REQUIRED ACTION:
Go through the data below and return each line where the string "gender" appears.

----- EXERCISE DATA

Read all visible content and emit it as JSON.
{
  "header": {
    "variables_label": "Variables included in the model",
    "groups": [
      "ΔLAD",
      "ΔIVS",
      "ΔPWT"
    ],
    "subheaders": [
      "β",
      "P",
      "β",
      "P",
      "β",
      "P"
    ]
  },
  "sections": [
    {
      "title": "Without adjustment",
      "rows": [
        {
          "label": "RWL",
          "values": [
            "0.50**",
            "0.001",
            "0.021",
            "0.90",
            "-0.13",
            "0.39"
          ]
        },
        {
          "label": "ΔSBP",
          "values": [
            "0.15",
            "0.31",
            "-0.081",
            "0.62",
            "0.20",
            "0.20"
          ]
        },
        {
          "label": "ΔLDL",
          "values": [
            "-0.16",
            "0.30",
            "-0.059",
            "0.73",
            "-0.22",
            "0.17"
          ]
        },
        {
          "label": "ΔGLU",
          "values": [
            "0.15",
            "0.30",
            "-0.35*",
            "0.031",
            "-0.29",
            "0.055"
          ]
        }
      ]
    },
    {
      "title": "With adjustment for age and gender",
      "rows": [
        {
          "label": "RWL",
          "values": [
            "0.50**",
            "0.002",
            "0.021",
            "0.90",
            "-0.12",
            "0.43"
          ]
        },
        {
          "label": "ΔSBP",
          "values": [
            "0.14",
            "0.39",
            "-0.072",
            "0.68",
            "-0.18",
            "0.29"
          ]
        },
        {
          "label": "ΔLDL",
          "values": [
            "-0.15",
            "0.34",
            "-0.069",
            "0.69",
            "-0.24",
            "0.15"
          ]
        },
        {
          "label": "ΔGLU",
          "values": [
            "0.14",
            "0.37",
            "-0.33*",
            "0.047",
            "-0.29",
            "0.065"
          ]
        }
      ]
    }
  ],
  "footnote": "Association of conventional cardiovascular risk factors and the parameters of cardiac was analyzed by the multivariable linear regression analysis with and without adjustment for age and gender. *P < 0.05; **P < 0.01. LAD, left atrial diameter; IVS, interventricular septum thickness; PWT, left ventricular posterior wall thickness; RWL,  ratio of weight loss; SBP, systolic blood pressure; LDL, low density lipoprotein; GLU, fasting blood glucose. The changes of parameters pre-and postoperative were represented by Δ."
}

----------

ANSWER TO THE EXERCISE:
      "title": "With adjustment for age and gender",
  "footnote": "Association of conventional cardiovascular risk factors and the parameters of cardiac was analyzed by the multivariable linear regression analysis with and without adjustment for age and gender. *P < 0.05; **P < 0.01. LAD, left atrial diameter; IVS, interventricular septum thickness; PWT, left ventricular posterior wall thickness; RWL,  ratio of weight loss; SBP, systolic blood pressure; LDL, low density lipoprotein; GLU, fasting blood glucose. The changes of parameters pre-and postoperative were represented by Δ."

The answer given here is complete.